▶ **WORK REQUIRED**
Whenever a picture appears, leave it out while repeating all the other data exactly.

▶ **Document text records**
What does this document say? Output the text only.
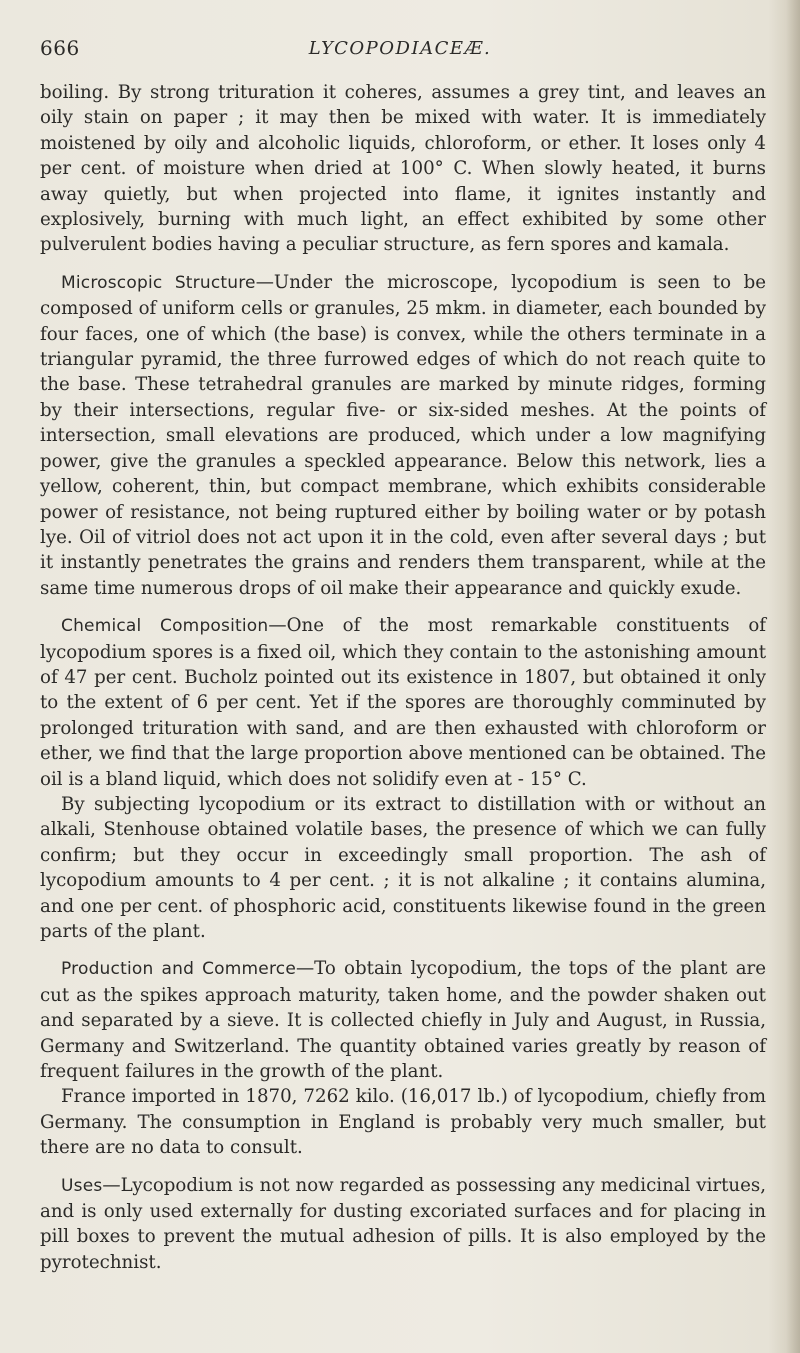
666	LYCOPODIACEÆ.

boiling. By strong trituration it coheres, assumes a grey tint, and leaves an oily stain on paper ; it may then be mixed with water. It is immediately moistened by oily and alcoholic liquids, chloroform, or ether. It loses only 4 per cent. of moisture when dried at 100° C. When slowly heated, it burns away quietly, but when projected into flame, it ignites instantly and explosively, burning with much light, an effect exhibited by some other pulverulent bodies having a peculiar structure, as fern spores and kamala.

Microscopic Structure—Under the microscope, lycopodium is seen to be composed of uniform cells or granules, 25 mkm. in diameter, each bounded by four faces, one of which (the base) is convex, while the others terminate in a triangular pyramid, the three furrowed edges of which do not reach quite to the base. These tetrahedral granules are marked by minute ridges, forming by their intersections, regular five- or six-sided meshes. At the points of intersection, small elevations are produced, which under a low magnifying power, give the granules a speckled appearance. Below this network, lies a yellow, coherent, thin, but compact membrane, which exhibits considerable power of resistance, not being ruptured either by boiling water or by potash lye. Oil of vitriol does not act upon it in the cold, even after several days ; but it instantly penetrates the grains and renders them transparent, while at the same time numerous drops of oil make their appearance and quickly exude.

Chemical Composition—One of the most remarkable constituents of lycopodium spores is a fixed oil, which they contain to the astonishing amount of 47 per cent. Bucholz pointed out its existence in 1807, but obtained it only to the extent of 6 per cent. Yet if the spores are thoroughly comminuted by prolonged trituration with sand, and are then exhausted with chloroform or ether, we find that the large proportion above mentioned can be obtained. The oil is a bland liquid, which does not solidify even at - 15° C.

By subjecting lycopodium or its extract to distillation with or without an alkali, Stenhouse obtained volatile bases, the presence of which we can fully confirm; but they occur in exceedingly small proportion. The ash of lycopodium amounts to 4 per cent. ; it is not alkaline ; it contains alumina, and one per cent. of phosphoric acid, constituents likewise found in the green parts of the plant.

Production and Commerce—To obtain lycopodium, the tops of the plant are cut as the spikes approach maturity, taken home, and the powder shaken out and separated by a sieve. It is collected chiefly in July and August, in Russia, Germany and Switzerland. The quantity obtained varies greatly by reason of frequent failures in the growth of the plant.

France imported in 1870, 7262 kilo. (16,017 lb.) of lycopodium, chiefly from Germany. The consumption in England is probably very much smaller, but there are no data to consult.

Uses—Lycopodium is not now regarded as possessing any medicinal virtues, and is only used externally for dusting excoriated surfaces and for placing in pill boxes to prevent the mutual adhesion of pills. It is also employed by the pyrotechnist.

▶ **SOLUTION FOR THIS EXERCISE**
What does this document say? Output the text only.
666	LYCOPODIACEÆ.

boiling. By strong trituration it coheres, assumes a grey tint, and leaves an oily stain on paper ; it may then be mixed with water. It is immediately moistened by oily and alcoholic liquids, chloroform, or ether. It loses only 4 per cent. of moisture when dried at 100° C. When slowly heated, it burns away quietly, but when projected into flame, it ignites instantly and explosively, burning with much light, an effect exhibited by some other pulverulent bodies having a peculiar structure, as fern spores and kamala.

Microscopic Structure—Under the microscope, lycopodium is seen to be composed of uniform cells or granules, 25 mkm. in diameter, each bounded by four faces, one of which (the base) is convex, while the others terminate in a triangular pyramid, the three furrowed edges of which do not reach quite to the base. These tetrahedral granules are marked by minute ridges, forming by their intersections, regular five- or six-sided meshes. At the points of intersection, small elevations are produced, which under a low magnifying power, give the granules a speckled appearance. Below this network, lies a yellow, coherent, thin, but compact membrane, which exhibits considerable power of resistance, not being ruptured either by boiling water or by potash lye. Oil of vitriol does not act upon it in the cold, even after several days ; but it instantly penetrates the grains and renders them transparent, while at the same time numerous drops of oil make their appearance and quickly exude.

Chemical Composition—One of the most remarkable constituents of lycopodium spores is a fixed oil, which they contain to the astonishing amount of 47 per cent. Bucholz pointed out its existence in 1807, but obtained it only to the extent of 6 per cent. Yet if the spores are thoroughly comminuted by prolonged trituration with sand, and are then exhausted with chloroform or ether, we find that the large proportion above mentioned can be obtained. The oil is a bland liquid, which does not solidify even at - 15° C.

By subjecting lycopodium or its extract to distillation with or without an alkali, Stenhouse obtained volatile bases, the presence of which we can fully confirm; but they occur in exceedingly small proportion. The ash of lycopodium amounts to 4 per cent. ; it is not alkaline ; it contains alumina, and one per cent. of phosphoric acid, constituents likewise found in the green parts of the plant.

Production and Commerce—To obtain lycopodium, the tops of the plant are cut as the spikes approach maturity, taken home, and the powder shaken out and separated by a sieve. It is collected chiefly in July and August, in Russia, Germany and Switzerland. The quantity obtained varies greatly by reason of frequent failures in the growth of the plant.

France imported in 1870, 7262 kilo. (16,017 lb.) of lycopodium, chiefly from Germany. The consumption in England is probably very much smaller, but there are no data to consult.

Uses—Lycopodium is not now regarded as possessing any medicinal virtues, and is only used externally for dusting excoriated surfaces and for placing in pill boxes to prevent the mutual adhesion of pills. It is also employed by the pyrotechnist.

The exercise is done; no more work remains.